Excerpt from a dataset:
******************************

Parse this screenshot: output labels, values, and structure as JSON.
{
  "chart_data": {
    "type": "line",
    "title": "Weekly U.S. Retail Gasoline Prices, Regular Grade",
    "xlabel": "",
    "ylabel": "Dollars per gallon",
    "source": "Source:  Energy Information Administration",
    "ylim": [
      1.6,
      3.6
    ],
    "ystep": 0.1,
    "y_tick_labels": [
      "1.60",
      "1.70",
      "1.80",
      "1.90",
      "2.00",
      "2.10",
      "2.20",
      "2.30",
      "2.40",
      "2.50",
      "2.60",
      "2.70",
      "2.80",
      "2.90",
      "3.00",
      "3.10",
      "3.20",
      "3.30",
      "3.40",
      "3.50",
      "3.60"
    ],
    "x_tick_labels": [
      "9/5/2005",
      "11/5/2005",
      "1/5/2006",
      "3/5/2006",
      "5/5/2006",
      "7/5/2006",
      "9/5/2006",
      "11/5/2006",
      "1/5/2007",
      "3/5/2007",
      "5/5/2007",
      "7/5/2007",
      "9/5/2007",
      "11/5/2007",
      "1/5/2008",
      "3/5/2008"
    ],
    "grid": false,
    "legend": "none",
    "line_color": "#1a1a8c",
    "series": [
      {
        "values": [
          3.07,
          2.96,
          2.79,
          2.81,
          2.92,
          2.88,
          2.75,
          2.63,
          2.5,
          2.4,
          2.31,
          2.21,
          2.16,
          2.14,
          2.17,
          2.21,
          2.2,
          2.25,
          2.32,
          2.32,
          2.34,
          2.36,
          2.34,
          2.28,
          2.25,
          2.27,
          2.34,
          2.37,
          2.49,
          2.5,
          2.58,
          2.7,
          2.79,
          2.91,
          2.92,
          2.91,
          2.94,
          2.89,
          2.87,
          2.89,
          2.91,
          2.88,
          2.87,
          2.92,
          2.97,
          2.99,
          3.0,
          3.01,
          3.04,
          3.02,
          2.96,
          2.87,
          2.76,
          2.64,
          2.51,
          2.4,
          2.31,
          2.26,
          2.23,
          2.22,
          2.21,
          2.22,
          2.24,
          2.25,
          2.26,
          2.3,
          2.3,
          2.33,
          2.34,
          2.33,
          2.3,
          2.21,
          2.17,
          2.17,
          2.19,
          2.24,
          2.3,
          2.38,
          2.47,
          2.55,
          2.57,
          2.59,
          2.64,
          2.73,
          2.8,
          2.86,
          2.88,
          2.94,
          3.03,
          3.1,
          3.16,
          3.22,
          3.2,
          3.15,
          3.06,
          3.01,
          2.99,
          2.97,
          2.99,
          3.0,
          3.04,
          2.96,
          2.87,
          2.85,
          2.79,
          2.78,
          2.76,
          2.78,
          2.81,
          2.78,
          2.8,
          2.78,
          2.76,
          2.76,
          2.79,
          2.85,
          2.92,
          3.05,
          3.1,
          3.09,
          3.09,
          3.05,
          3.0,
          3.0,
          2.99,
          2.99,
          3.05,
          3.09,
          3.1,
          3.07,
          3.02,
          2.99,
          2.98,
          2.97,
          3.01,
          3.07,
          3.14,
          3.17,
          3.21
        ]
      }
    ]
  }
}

******************************

● GOAL:
Your task is to print the whole listing again exactly.

● RESULT:
Parse this screenshot: output labels, values, and structure as JSON.
{
  "chart_data": {
    "type": "line",
    "title": "Weekly U.S. Retail Gasoline Prices, Regular Grade",
    "xlabel": "",
    "ylabel": "Dollars per gallon",
    "source": "Source:  Energy Information Administration",
    "ylim": [
      1.6,
      3.6
    ],
    "ystep": 0.1,
    "y_tick_labels": [
      "1.60",
      "1.70",
      "1.80",
      "1.90",
      "2.00",
      "2.10",
      "2.20",
      "2.30",
      "2.40",
      "2.50",
      "2.60",
      "2.70",
      "2.80",
      "2.90",
      "3.00",
      "3.10",
      "3.20",
      "3.30",
      "3.40",
      "3.50",
      "3.60"
    ],
    "x_tick_labels": [
      "9/5/2005",
      "11/5/2005",
      "1/5/2006",
      "3/5/2006",
      "5/5/2006",
      "7/5/2006",
      "9/5/2006",
      "11/5/2006",
      "1/5/2007",
      "3/5/2007",
      "5/5/2007",
      "7/5/2007",
      "9/5/2007",
      "11/5/2007",
      "1/5/2008",
      "3/5/2008"
    ],
    "grid": false,
    "legend": "none",
    "line_color": "#1a1a8c",
    "series": [
      {
        "values": [
          3.07,
          2.96,
          2.79,
          2.81,
          2.92,
          2.88,
          2.75,
          2.63,
          2.5,
          2.4,
          2.31,
          2.21,
          2.16,
          2.14,
          2.17,
          2.21,
          2.2,
          2.25,
          2.32,
          2.32,
          2.34,
          2.36,
          2.34,
          2.28,
          2.25,
          2.27,
          2.34,
          2.37,
          2.49,
          2.5,
          2.58,
          2.7,
          2.79,
          2.91,
          2.92,
          2.91,
          2.94,
          2.89,
          2.87,
          2.89,
          2.91,
          2.88,
          2.87,
          2.92,
          2.97,
          2.99,
          3.0,
          3.01,
          3.04,
          3.02,
          2.96,
          2.87,
          2.76,
          2.64,
          2.51,
          2.4,
          2.31,
          2.26,
          2.23,
          2.22,
          2.21,
          2.22,
          2.24,
          2.25,
          2.26,
          2.3,
          2.3,
          2.33,
          2.34,
          2.33,
          2.3,
          2.21,
          2.17,
          2.17,
          2.19,
          2.24,
          2.3,
          2.38,
          2.47,
          2.55,
          2.57,
          2.59,
          2.64,
          2.73,
          2.8,
          2.86,
          2.88,
          2.94,
          3.03,
          3.1,
          3.16,
          3.22,
          3.2,
          3.15,
          3.06,
          3.01,
          2.99,
          2.97,
          2.99,
          3.0,
          3.04,
          2.96,
          2.87,
          2.85,
          2.79,
          2.78,
          2.76,
          2.78,
          2.81,
          2.78,
          2.8,
          2.78,
          2.76,
          2.76,
          2.79,
          2.85,
          2.92,
          3.05,
          3.1,
          3.09,
          3.09,
          3.05,
          3.0,
          3.0,
          2.99,
          2.99,
          3.05,
          3.09,
          3.1,
          3.07,
          3.02,
          2.99,
          2.98,
          2.97,
          3.01,
          3.07,
          3.14,
          3.17,
          3.21
        ]
      }
    ]
  }
}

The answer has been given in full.